Given task:
Here are some records; copy every line that holds the word "from".

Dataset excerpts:
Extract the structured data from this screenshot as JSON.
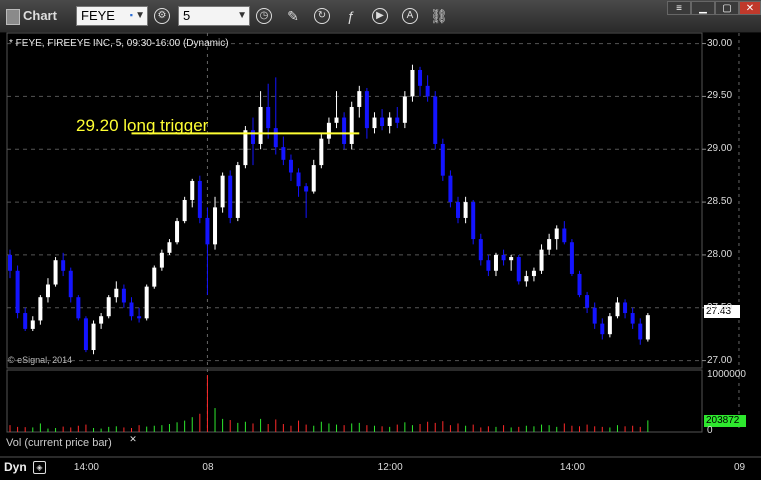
{
  "app": {
    "title": "Chart"
  },
  "toolbar": {
    "symbol": "FEYE",
    "interval": "5"
  },
  "chart_data": {
    "type": "candlestick",
    "title": "* FEYE, FIREEYE INC, 5, 09:30-16:00 (Dynamic)",
    "y_ticks": [
      "30.00",
      "29.50",
      "29.00",
      "28.50",
      "28.00",
      "27.50",
      "27.00"
    ],
    "ylim": [
      26.93,
      30.1
    ],
    "x_ticks": [
      {
        "label": "14:00",
        "i": 10
      },
      {
        "label": "08",
        "i": 26
      },
      {
        "label": "12:00",
        "i": 50
      },
      {
        "label": "14:00",
        "i": 74
      },
      {
        "label": "09",
        "i": 96
      }
    ],
    "session_breaks": [
      26,
      96
    ],
    "last_price": "27.43",
    "annotation": {
      "text": "29.20 long trigger",
      "price": 29.15,
      "from": 16,
      "to": 46
    },
    "ohlc": [
      [
        28.0,
        28.05,
        27.78,
        27.85
      ],
      [
        27.85,
        27.9,
        27.4,
        27.45
      ],
      [
        27.45,
        27.5,
        27.28,
        27.3
      ],
      [
        27.3,
        27.42,
        27.28,
        27.38
      ],
      [
        27.38,
        27.62,
        27.34,
        27.6
      ],
      [
        27.6,
        27.78,
        27.55,
        27.72
      ],
      [
        27.72,
        27.98,
        27.7,
        27.95
      ],
      [
        27.95,
        28.02,
        27.8,
        27.85
      ],
      [
        27.85,
        27.88,
        27.55,
        27.6
      ],
      [
        27.6,
        27.62,
        27.38,
        27.4
      ],
      [
        27.4,
        27.42,
        27.08,
        27.1
      ],
      [
        27.1,
        27.38,
        27.06,
        27.35
      ],
      [
        27.35,
        27.45,
        27.3,
        27.42
      ],
      [
        27.42,
        27.62,
        27.4,
        27.6
      ],
      [
        27.6,
        27.75,
        27.55,
        27.68
      ],
      [
        27.68,
        27.72,
        27.5,
        27.55
      ],
      [
        27.55,
        27.6,
        27.38,
        27.42
      ],
      [
        27.42,
        27.5,
        27.36,
        27.4
      ],
      [
        27.4,
        27.72,
        27.38,
        27.7
      ],
      [
        27.7,
        27.9,
        27.68,
        27.88
      ],
      [
        27.88,
        28.05,
        27.85,
        28.02
      ],
      [
        28.02,
        28.15,
        28.0,
        28.12
      ],
      [
        28.12,
        28.35,
        28.1,
        28.32
      ],
      [
        28.32,
        28.55,
        28.3,
        28.52
      ],
      [
        28.52,
        28.72,
        28.45,
        28.7
      ],
      [
        28.7,
        28.75,
        28.3,
        28.35
      ],
      [
        28.35,
        28.45,
        27.62,
        28.1
      ],
      [
        28.1,
        28.55,
        28.05,
        28.45
      ],
      [
        28.45,
        28.78,
        28.4,
        28.75
      ],
      [
        28.75,
        28.8,
        28.3,
        28.35
      ],
      [
        28.35,
        28.88,
        28.32,
        28.85
      ],
      [
        28.85,
        29.22,
        28.82,
        29.18
      ],
      [
        29.18,
        29.3,
        28.85,
        29.05
      ],
      [
        29.05,
        29.55,
        29.0,
        29.4
      ],
      [
        29.4,
        29.62,
        29.1,
        29.2
      ],
      [
        29.2,
        29.68,
        28.95,
        29.02
      ],
      [
        29.02,
        29.12,
        28.85,
        28.9
      ],
      [
        28.9,
        28.95,
        28.7,
        28.78
      ],
      [
        28.78,
        28.82,
        28.55,
        28.65
      ],
      [
        28.65,
        28.68,
        28.35,
        28.6
      ],
      [
        28.6,
        28.9,
        28.58,
        28.85
      ],
      [
        28.85,
        29.15,
        28.82,
        29.1
      ],
      [
        29.1,
        29.3,
        29.05,
        29.25
      ],
      [
        29.25,
        29.55,
        29.2,
        29.3
      ],
      [
        29.3,
        29.35,
        29.0,
        29.05
      ],
      [
        29.05,
        29.45,
        29.0,
        29.4
      ],
      [
        29.4,
        29.6,
        29.3,
        29.55
      ],
      [
        29.55,
        29.58,
        29.1,
        29.2
      ],
      [
        29.2,
        29.35,
        29.15,
        29.3
      ],
      [
        29.3,
        29.38,
        29.18,
        29.22
      ],
      [
        29.22,
        29.35,
        29.15,
        29.3
      ],
      [
        29.3,
        29.4,
        29.2,
        29.25
      ],
      [
        29.25,
        29.55,
        29.2,
        29.5
      ],
      [
        29.5,
        29.8,
        29.45,
        29.75
      ],
      [
        29.75,
        29.78,
        29.5,
        29.6
      ],
      [
        29.6,
        29.7,
        29.45,
        29.5
      ],
      [
        29.5,
        29.55,
        29.0,
        29.05
      ],
      [
        29.05,
        29.1,
        28.7,
        28.75
      ],
      [
        28.75,
        28.8,
        28.45,
        28.5
      ],
      [
        28.5,
        28.55,
        28.3,
        28.35
      ],
      [
        28.35,
        28.55,
        28.3,
        28.5
      ],
      [
        28.5,
        28.52,
        28.1,
        28.15
      ],
      [
        28.15,
        28.2,
        27.9,
        27.95
      ],
      [
        27.95,
        28.0,
        27.8,
        27.85
      ],
      [
        27.85,
        28.02,
        27.8,
        28.0
      ],
      [
        28.0,
        28.05,
        27.9,
        27.95
      ],
      [
        27.95,
        28.0,
        27.85,
        27.98
      ],
      [
        27.98,
        28.0,
        27.72,
        27.75
      ],
      [
        27.75,
        27.85,
        27.7,
        27.8
      ],
      [
        27.8,
        27.88,
        27.75,
        27.85
      ],
      [
        27.85,
        28.1,
        27.82,
        28.05
      ],
      [
        28.05,
        28.2,
        28.0,
        28.15
      ],
      [
        28.15,
        28.28,
        28.05,
        28.25
      ],
      [
        28.25,
        28.32,
        28.1,
        28.12
      ],
      [
        28.12,
        28.15,
        27.8,
        27.82
      ],
      [
        27.82,
        27.85,
        27.6,
        27.62
      ],
      [
        27.62,
        27.65,
        27.45,
        27.5
      ],
      [
        27.5,
        27.55,
        27.3,
        27.35
      ],
      [
        27.35,
        27.4,
        27.2,
        27.25
      ],
      [
        27.25,
        27.45,
        27.22,
        27.42
      ],
      [
        27.42,
        27.6,
        27.4,
        27.55
      ],
      [
        27.55,
        27.58,
        27.4,
        27.45
      ],
      [
        27.45,
        27.5,
        27.3,
        27.35
      ],
      [
        27.35,
        27.4,
        27.15,
        27.2
      ],
      [
        27.2,
        27.45,
        27.18,
        27.43
      ]
    ],
    "volume_ylim": [
      0,
      1000000
    ],
    "volume_ticks": [
      "1000000",
      "0"
    ],
    "volume_last": "203872",
    "volume": [
      120000,
      90000,
      85000,
      80000,
      150000,
      60000,
      70000,
      95000,
      80000,
      110000,
      130000,
      70000,
      60000,
      90000,
      100000,
      80000,
      70000,
      120000,
      95000,
      110000,
      120000,
      140000,
      170000,
      200000,
      260000,
      320000,
      1000000,
      420000,
      230000,
      210000,
      160000,
      180000,
      150000,
      230000,
      140000,
      220000,
      140000,
      110000,
      200000,
      130000,
      110000,
      180000,
      150000,
      130000,
      120000,
      150000,
      160000,
      120000,
      110000,
      100000,
      90000,
      130000,
      170000,
      120000,
      140000,
      180000,
      160000,
      190000,
      120000,
      150000,
      110000,
      130000,
      80000,
      100000,
      90000,
      120000,
      80000,
      90000,
      110000,
      100000,
      130000,
      120000,
      90000,
      150000,
      110000,
      100000,
      130000,
      100000,
      90000,
      80000,
      120000,
      100000,
      110000,
      90000,
      203872
    ]
  },
  "volume_panel": {
    "title": "Vol (current price bar)"
  },
  "footer": {
    "dyn": "Dyn",
    "copyright": "© eSignal, 2014"
  },
  "colors": {
    "up": "#ffffff",
    "down": "#1414ff",
    "trigger": "#ffff33",
    "vol_up": "#2ee82e",
    "vol_down": "#ff2a2a"
  }
}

Right answer:
Extract the structured data from this screenshot as JSON.
      "from": 16,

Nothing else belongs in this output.